(JOB)
Take the material and output all of it exactly.

*-*-*

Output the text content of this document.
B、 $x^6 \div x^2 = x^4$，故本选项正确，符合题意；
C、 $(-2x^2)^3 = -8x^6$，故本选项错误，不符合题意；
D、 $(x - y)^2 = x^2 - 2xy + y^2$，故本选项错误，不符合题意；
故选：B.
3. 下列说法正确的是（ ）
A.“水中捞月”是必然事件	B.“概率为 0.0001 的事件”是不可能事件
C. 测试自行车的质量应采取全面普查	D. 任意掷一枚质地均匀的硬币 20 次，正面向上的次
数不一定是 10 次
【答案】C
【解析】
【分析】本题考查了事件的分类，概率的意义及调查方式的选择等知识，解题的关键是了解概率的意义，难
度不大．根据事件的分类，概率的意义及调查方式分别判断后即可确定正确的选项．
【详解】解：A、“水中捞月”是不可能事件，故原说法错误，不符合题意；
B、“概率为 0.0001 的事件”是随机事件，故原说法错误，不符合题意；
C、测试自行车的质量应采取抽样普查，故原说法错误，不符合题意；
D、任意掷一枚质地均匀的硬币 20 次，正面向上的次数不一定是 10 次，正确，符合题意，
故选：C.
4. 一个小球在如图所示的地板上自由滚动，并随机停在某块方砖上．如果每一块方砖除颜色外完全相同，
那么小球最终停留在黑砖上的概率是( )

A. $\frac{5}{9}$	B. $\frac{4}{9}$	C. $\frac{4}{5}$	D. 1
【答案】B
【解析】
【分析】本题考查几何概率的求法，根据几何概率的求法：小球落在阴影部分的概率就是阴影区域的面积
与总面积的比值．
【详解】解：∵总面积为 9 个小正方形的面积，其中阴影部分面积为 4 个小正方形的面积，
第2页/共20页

*-*-*

(COMPLETE OUTPUT)
Output the text content of this document.
B、 $x^6 \div x^2 = x^4$，故本选项正确，符合题意；
C、 $(-2x^2)^3 = -8x^6$，故本选项错误，不符合题意；
D、 $(x - y)^2 = x^2 - 2xy + y^2$，故本选项错误，不符合题意；
故选：B.
3. 下列说法正确的是（ ）
A.“水中捞月”是必然事件	B.“概率为 0.0001 的事件”是不可能事件
C. 测试自行车的质量应采取全面普查	D. 任意掷一枚质地均匀的硬币 20 次，正面向上的次
数不一定是 10 次
【答案】C
【解析】
【分析】本题考查了事件的分类，概率的意义及调查方式的选择等知识，解题的关键是了解概率的意义，难
度不大．根据事件的分类，概率的意义及调查方式分别判断后即可确定正确的选项．
【详解】解：A、“水中捞月”是不可能事件，故原说法错误，不符合题意；
B、“概率为 0.0001 的事件”是随机事件，故原说法错误，不符合题意；
C、测试自行车的质量应采取抽样普查，故原说法错误，不符合题意；
D、任意掷一枚质地均匀的硬币 20 次，正面向上的次数不一定是 10 次，正确，符合题意，
故选：C.
4. 一个小球在如图所示的地板上自由滚动，并随机停在某块方砖上．如果每一块方砖除颜色外完全相同，
那么小球最终停留在黑砖上的概率是( )

A. $\frac{5}{9}$	B. $\frac{4}{9}$	C. $\frac{4}{5}$	D. 1
【答案】B
【解析】
【分析】本题考查几何概率的求法，根据几何概率的求法：小球落在阴影部分的概率就是阴影区域的面积
与总面积的比值．
【详解】解：∵总面积为 9 个小正方形的面积，其中阴影部分面积为 4 个小正方形的面积，
第2页/共20页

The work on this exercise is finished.